**Stated goal**
Restate the material word for word and leave out anything that is a picture.

========================================

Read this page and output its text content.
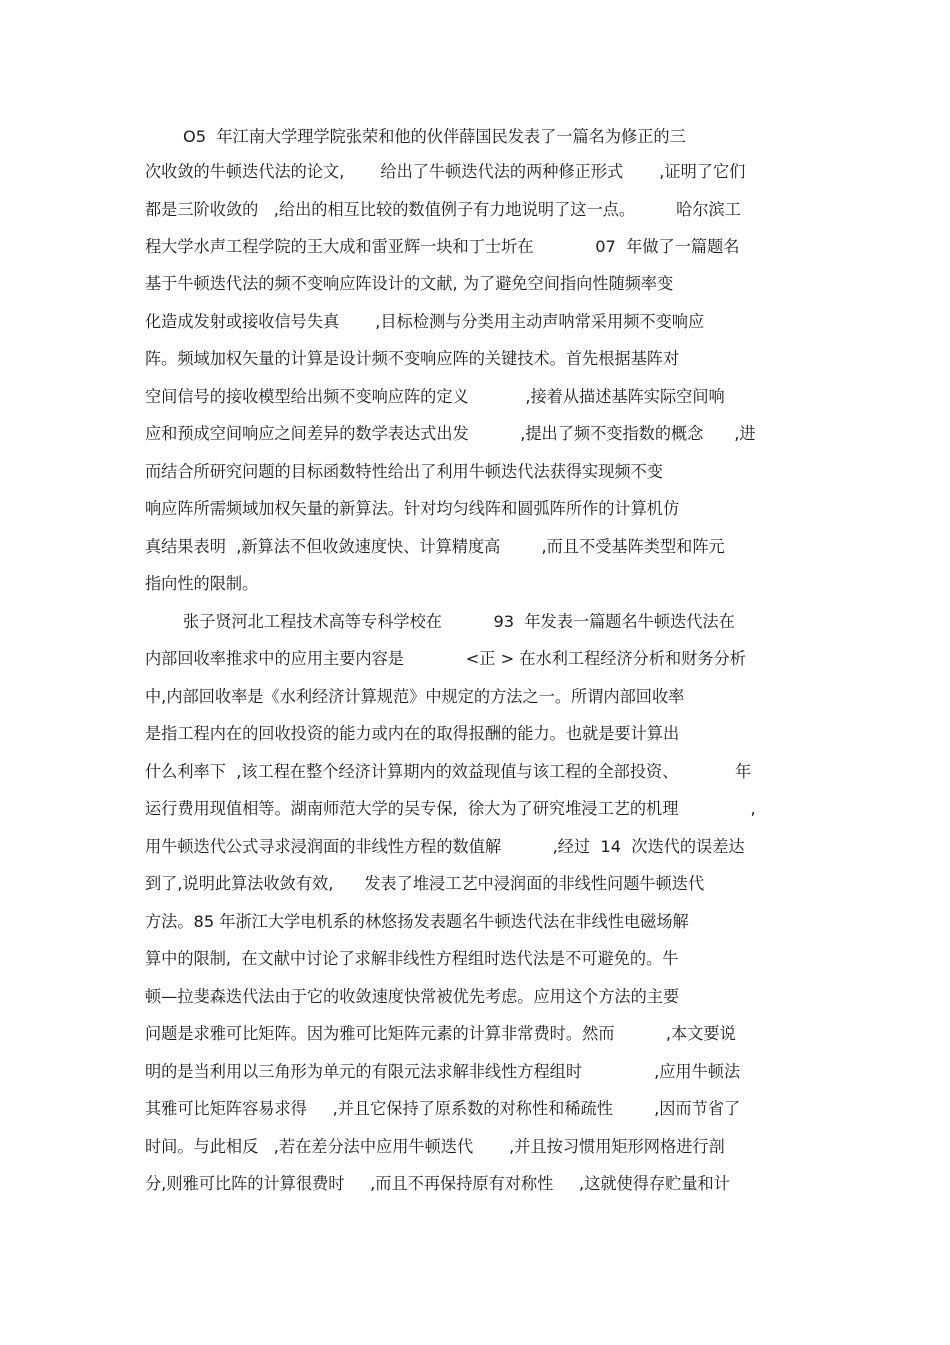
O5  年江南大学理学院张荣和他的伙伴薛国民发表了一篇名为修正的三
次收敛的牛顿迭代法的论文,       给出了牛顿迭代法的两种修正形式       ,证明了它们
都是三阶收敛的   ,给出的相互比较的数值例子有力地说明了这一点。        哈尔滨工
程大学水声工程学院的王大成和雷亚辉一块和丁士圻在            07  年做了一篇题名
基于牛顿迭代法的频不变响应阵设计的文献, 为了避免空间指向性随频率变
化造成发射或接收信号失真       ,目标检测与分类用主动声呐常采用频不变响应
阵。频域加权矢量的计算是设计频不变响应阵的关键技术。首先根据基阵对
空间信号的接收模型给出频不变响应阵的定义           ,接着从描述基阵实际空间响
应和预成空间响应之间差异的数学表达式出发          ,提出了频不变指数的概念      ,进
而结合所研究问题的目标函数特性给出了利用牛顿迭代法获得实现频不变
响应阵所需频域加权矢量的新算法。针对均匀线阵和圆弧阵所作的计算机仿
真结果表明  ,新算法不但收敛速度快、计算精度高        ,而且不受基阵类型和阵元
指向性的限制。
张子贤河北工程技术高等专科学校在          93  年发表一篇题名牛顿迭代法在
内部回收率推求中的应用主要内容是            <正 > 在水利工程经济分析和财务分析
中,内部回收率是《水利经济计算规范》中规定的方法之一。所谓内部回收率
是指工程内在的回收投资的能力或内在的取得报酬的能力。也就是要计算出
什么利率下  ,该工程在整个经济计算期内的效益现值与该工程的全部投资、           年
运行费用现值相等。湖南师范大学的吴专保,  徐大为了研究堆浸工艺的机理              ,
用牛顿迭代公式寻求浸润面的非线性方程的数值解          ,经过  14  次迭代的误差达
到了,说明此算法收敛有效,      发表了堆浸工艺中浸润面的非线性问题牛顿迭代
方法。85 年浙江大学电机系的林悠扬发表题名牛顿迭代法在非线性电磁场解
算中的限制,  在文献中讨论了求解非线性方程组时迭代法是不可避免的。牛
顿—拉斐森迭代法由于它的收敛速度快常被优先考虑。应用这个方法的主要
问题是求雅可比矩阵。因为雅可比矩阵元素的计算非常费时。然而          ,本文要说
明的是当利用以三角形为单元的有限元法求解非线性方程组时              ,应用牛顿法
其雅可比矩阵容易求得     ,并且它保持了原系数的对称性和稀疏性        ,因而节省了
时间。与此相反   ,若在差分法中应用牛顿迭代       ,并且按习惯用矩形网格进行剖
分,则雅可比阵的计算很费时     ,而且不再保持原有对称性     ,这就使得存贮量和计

========================================

**Output below**
Read this page and output its text content.
O5  年江南大学理学院张荣和他的伙伴薛国民发表了一篇名为修正的三
次收敛的牛顿迭代法的论文,       给出了牛顿迭代法的两种修正形式       ,证明了它们
都是三阶收敛的   ,给出的相互比较的数值例子有力地说明了这一点。        哈尔滨工
程大学水声工程学院的王大成和雷亚辉一块和丁士圻在            07  年做了一篇题名
基于牛顿迭代法的频不变响应阵设计的文献, 为了避免空间指向性随频率变
化造成发射或接收信号失真       ,目标检测与分类用主动声呐常采用频不变响应
阵。频域加权矢量的计算是设计频不变响应阵的关键技术。首先根据基阵对
空间信号的接收模型给出频不变响应阵的定义           ,接着从描述基阵实际空间响
应和预成空间响应之间差异的数学表达式出发          ,提出了频不变指数的概念      ,进
而结合所研究问题的目标函数特性给出了利用牛顿迭代法获得实现频不变
响应阵所需频域加权矢量的新算法。针对均匀线阵和圆弧阵所作的计算机仿
真结果表明  ,新算法不但收敛速度快、计算精度高        ,而且不受基阵类型和阵元
指向性的限制。
张子贤河北工程技术高等专科学校在          93  年发表一篇题名牛顿迭代法在
内部回收率推求中的应用主要内容是            <正 > 在水利工程经济分析和财务分析
中,内部回收率是《水利经济计算规范》中规定的方法之一。所谓内部回收率
是指工程内在的回收投资的能力或内在的取得报酬的能力。也就是要计算出
什么利率下  ,该工程在整个经济计算期内的效益现值与该工程的全部投资、           年
运行费用现值相等。湖南师范大学的吴专保,  徐大为了研究堆浸工艺的机理              ,
用牛顿迭代公式寻求浸润面的非线性方程的数值解          ,经过  14  次迭代的误差达
到了,说明此算法收敛有效,      发表了堆浸工艺中浸润面的非线性问题牛顿迭代
方法。85 年浙江大学电机系的林悠扬发表题名牛顿迭代法在非线性电磁场解
算中的限制,  在文献中讨论了求解非线性方程组时迭代法是不可避免的。牛
顿—拉斐森迭代法由于它的收敛速度快常被优先考虑。应用这个方法的主要
问题是求雅可比矩阵。因为雅可比矩阵元素的计算非常费时。然而          ,本文要说
明的是当利用以三角形为单元的有限元法求解非线性方程组时              ,应用牛顿法
其雅可比矩阵容易求得     ,并且它保持了原系数的对称性和稀疏性        ,因而节省了
时间。与此相反   ,若在差分法中应用牛顿迭代       ,并且按习惯用矩形网格进行剖
分,则雅可比阵的计算很费时     ,而且不再保持原有对称性     ,这就使得存贮量和计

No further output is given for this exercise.